# GOAL:
Pick out each line below containing "興味がある理由".

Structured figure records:
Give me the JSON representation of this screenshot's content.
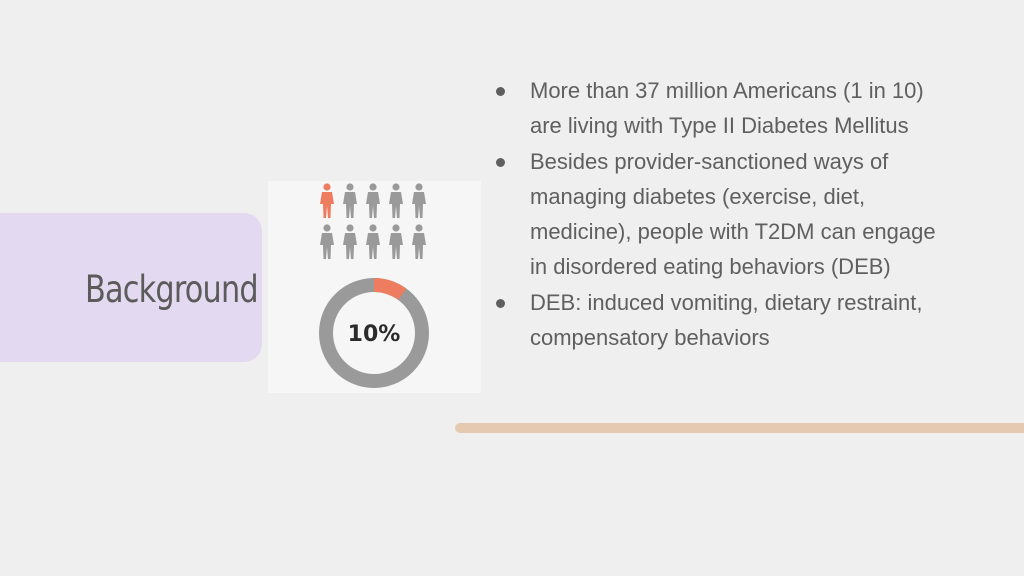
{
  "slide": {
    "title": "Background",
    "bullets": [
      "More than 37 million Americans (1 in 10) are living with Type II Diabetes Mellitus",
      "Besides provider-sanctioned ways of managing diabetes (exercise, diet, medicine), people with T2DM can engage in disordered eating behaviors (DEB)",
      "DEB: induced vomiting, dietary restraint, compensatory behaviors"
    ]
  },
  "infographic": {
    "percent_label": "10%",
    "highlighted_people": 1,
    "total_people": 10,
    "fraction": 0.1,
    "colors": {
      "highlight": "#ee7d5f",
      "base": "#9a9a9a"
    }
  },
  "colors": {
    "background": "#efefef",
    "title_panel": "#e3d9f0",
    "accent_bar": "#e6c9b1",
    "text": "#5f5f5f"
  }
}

* * *

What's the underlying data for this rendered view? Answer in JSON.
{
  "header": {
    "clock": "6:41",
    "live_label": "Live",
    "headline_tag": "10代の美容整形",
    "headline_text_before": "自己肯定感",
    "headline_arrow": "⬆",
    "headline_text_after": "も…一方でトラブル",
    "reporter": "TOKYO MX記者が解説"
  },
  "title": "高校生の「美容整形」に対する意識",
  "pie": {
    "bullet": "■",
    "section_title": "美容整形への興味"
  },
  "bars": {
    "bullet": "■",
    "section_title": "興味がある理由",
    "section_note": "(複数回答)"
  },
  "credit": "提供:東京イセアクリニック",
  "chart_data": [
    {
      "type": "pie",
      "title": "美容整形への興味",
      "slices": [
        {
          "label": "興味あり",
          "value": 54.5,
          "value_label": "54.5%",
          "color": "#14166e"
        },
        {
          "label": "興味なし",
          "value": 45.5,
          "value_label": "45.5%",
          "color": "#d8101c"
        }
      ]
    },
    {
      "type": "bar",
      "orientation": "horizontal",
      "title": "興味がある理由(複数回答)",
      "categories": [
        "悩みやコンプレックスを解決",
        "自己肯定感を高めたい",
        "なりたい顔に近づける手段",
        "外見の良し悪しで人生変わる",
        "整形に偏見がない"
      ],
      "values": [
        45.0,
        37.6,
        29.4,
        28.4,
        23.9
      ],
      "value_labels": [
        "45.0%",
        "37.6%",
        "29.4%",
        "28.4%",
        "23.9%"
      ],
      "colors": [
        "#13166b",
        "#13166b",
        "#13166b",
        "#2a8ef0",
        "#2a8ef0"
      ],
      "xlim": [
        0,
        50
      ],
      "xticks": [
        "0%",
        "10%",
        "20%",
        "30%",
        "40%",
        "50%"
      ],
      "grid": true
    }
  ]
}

# TASK OUTPUT:
    "section_title": "興味がある理由",
      "title": "興味がある理由(複数回答)",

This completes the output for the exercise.